GIVEN TASK:
Leave every picture out and write out the records below exactly.
==============================
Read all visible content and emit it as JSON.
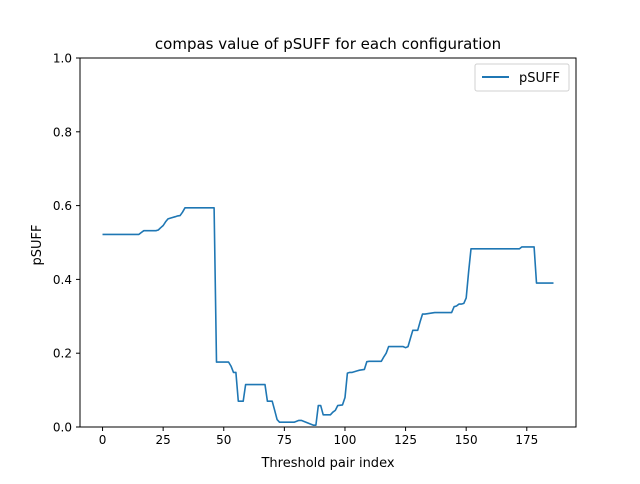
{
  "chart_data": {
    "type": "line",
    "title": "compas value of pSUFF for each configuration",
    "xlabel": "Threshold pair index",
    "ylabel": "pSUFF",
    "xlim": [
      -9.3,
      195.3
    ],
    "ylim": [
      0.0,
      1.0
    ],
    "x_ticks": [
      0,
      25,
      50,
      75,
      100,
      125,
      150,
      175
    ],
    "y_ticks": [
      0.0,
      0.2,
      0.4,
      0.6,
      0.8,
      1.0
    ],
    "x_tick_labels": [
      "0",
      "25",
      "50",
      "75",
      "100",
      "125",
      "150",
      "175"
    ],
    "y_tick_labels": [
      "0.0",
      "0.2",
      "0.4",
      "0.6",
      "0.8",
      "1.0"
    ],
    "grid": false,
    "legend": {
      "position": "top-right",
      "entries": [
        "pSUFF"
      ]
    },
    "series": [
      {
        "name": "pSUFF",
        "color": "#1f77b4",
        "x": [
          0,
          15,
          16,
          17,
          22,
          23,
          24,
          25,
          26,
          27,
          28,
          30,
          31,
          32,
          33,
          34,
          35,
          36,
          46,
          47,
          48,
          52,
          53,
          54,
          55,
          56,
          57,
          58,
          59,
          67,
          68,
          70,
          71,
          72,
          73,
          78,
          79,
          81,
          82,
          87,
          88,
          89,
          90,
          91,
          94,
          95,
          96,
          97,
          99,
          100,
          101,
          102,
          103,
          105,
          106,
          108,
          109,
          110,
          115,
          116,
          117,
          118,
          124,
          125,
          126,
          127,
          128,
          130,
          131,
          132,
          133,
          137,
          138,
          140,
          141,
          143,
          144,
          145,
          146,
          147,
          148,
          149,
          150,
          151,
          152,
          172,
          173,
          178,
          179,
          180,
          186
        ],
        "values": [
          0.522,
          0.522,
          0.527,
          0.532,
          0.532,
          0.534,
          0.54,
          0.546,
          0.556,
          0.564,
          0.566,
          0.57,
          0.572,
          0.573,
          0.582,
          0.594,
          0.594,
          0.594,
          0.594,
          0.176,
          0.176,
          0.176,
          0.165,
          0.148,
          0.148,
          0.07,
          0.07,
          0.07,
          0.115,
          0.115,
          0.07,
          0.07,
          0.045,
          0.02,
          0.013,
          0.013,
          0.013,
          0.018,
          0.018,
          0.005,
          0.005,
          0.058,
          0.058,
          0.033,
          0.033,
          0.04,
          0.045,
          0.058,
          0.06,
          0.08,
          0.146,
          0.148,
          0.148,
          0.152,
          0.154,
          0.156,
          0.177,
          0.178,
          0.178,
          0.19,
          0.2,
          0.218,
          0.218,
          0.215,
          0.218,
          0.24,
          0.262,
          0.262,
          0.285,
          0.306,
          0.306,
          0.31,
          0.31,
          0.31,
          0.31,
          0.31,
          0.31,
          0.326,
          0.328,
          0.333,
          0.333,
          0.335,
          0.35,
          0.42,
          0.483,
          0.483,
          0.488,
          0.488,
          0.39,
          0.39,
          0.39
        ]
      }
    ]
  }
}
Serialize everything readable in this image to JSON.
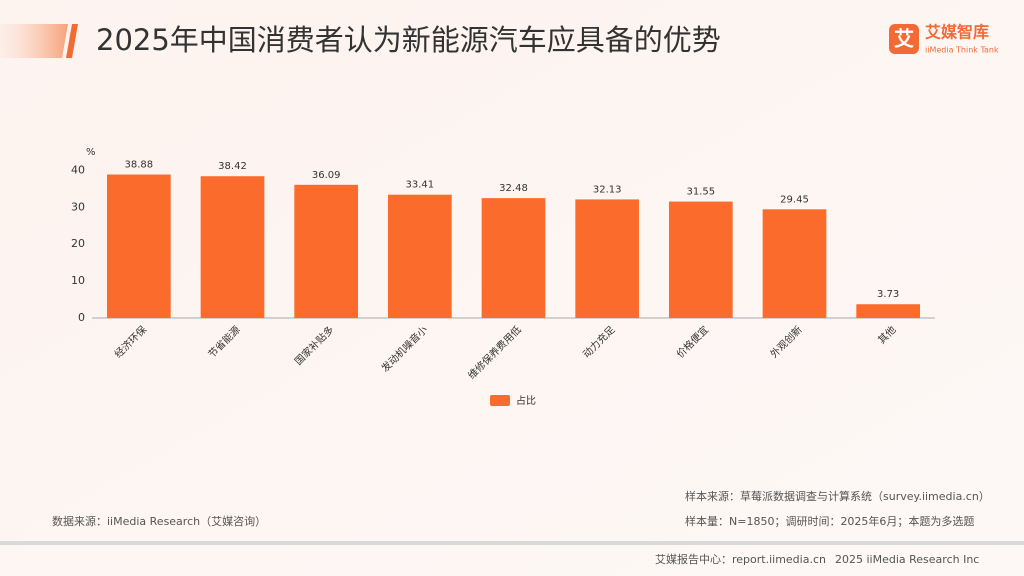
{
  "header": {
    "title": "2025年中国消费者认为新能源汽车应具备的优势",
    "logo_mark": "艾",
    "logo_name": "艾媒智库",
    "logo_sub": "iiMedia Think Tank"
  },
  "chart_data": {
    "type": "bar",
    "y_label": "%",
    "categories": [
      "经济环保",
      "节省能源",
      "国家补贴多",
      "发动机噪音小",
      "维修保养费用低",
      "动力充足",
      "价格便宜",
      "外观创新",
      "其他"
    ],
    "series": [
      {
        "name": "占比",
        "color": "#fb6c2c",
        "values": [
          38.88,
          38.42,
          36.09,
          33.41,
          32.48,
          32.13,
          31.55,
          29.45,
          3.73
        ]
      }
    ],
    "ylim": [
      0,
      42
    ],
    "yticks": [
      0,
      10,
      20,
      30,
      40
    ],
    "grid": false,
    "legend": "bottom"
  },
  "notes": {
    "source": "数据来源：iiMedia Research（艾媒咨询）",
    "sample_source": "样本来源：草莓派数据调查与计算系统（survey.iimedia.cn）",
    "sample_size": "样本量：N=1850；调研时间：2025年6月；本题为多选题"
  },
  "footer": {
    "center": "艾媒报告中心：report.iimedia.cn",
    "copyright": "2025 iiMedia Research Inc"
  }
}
==============================
WRITTEN RESPONSE:
Read all visible content and emit it as JSON.
{
  "chart_data": {
    "type": "line",
    "title": "compas value of pSUFF for each configuration",
    "xlabel": "Threshold pair index",
    "ylabel": "pSUFF",
    "xlim": [
      -9.3,
      195.3
    ],
    "ylim": [
      0.0,
      1.0
    ],
    "x_ticks": [
      0,
      25,
      50,
      75,
      100,
      125,
      150,
      175
    ],
    "y_ticks": [
      0.0,
      0.2,
      0.4,
      0.6,
      0.8,
      1.0
    ],
    "x_tick_labels": [
      "0",
      "25",
      "50",
      "75",
      "100",
      "125",
      "150",
      "175"
    ],
    "y_tick_labels": [
      "0.0",
      "0.2",
      "0.4",
      "0.6",
      "0.8",
      "1.0"
    ],
    "grid": false,
    "legend": {
      "position": "top-right",
      "entries": [
        "pSUFF"
      ]
    },
    "series": [
      {
        "name": "pSUFF",
        "color": "#1f77b4",
        "x": [
          0,
          15,
          16,
          17,
          22,
          23,
          24,
          25,
          26,
          27,
          28,
          30,
          31,
          32,
          33,
          34,
          35,
          36,
          46,
          47,
          48,
          52,
          53,
          54,
          55,
          56,
          57,
          58,
          59,
          67,
          68,
          70,
          71,
          72,
          73,
          78,
          79,
          81,
          82,
          87,
          88,
          89,
          90,
          91,
          94,
          95,
          96,
          97,
          99,
          100,
          101,
          102,
          103,
          105,
          106,
          108,
          109,
          110,
          115,
          116,
          117,
          118,
          124,
          125,
          126,
          127,
          128,
          130,
          131,
          132,
          133,
          137,
          138,
          140,
          141,
          143,
          144,
          145,
          146,
          147,
          148,
          149,
          150,
          151,
          152,
          172,
          173,
          178,
          179,
          180,
          186
        ],
        "values": [
          0.522,
          0.522,
          0.527,
          0.532,
          0.532,
          0.534,
          0.54,
          0.546,
          0.556,
          0.564,
          0.566,
          0.57,
          0.572,
          0.573,
          0.582,
          0.594,
          0.594,
          0.594,
          0.594,
          0.176,
          0.176,
          0.176,
          0.165,
          0.148,
          0.148,
          0.07,
          0.07,
          0.07,
          0.115,
          0.115,
          0.07,
          0.07,
          0.045,
          0.02,
          0.013,
          0.013,
          0.013,
          0.018,
          0.018,
          0.005,
          0.005,
          0.058,
          0.058,
          0.033,
          0.033,
          0.04,
          0.045,
          0.058,
          0.06,
          0.08,
          0.146,
          0.148,
          0.148,
          0.152,
          0.154,
          0.156,
          0.177,
          0.178,
          0.178,
          0.19,
          0.2,
          0.218,
          0.218,
          0.215,
          0.218,
          0.24,
          0.262,
          0.262,
          0.285,
          0.306,
          0.306,
          0.31,
          0.31,
          0.31,
          0.31,
          0.31,
          0.31,
          0.326,
          0.328,
          0.333,
          0.333,
          0.335,
          0.35,
          0.42,
          0.483,
          0.483,
          0.488,
          0.488,
          0.39,
          0.39,
          0.39
        ]
      }
    ]
  }
}
Serialize everything readable in this image to JSON.
{
  "header": {
    "title": "2025年中国消费者认为新能源汽车应具备的优势",
    "logo_mark": "艾",
    "logo_name": "艾媒智库",
    "logo_sub": "iiMedia Think Tank"
  },
  "chart_data": {
    "type": "bar",
    "y_label": "%",
    "categories": [
      "经济环保",
      "节省能源",
      "国家补贴多",
      "发动机噪音小",
      "维修保养费用低",
      "动力充足",
      "价格便宜",
      "外观创新",
      "其他"
    ],
    "series": [
      {
        "name": "占比",
        "color": "#fb6c2c",
        "values": [
          38.88,
          38.42,
          36.09,
          33.41,
          32.48,
          32.13,
          31.55,
          29.45,
          3.73
        ]
      }
    ],
    "ylim": [
      0,
      42
    ],
    "yticks": [
      0,
      10,
      20,
      30,
      40
    ],
    "grid": false,
    "legend": "bottom"
  },
  "notes": {
    "source": "数据来源：iiMedia Research（艾媒咨询）",
    "sample_source": "样本来源：草莓派数据调查与计算系统（survey.iimedia.cn）",
    "sample_size": "样本量：N=1850；调研时间：2025年6月；本题为多选题"
  },
  "footer": {
    "center": "艾媒报告中心：report.iimedia.cn",
    "copyright": "2025 iiMedia Research Inc"
  }
}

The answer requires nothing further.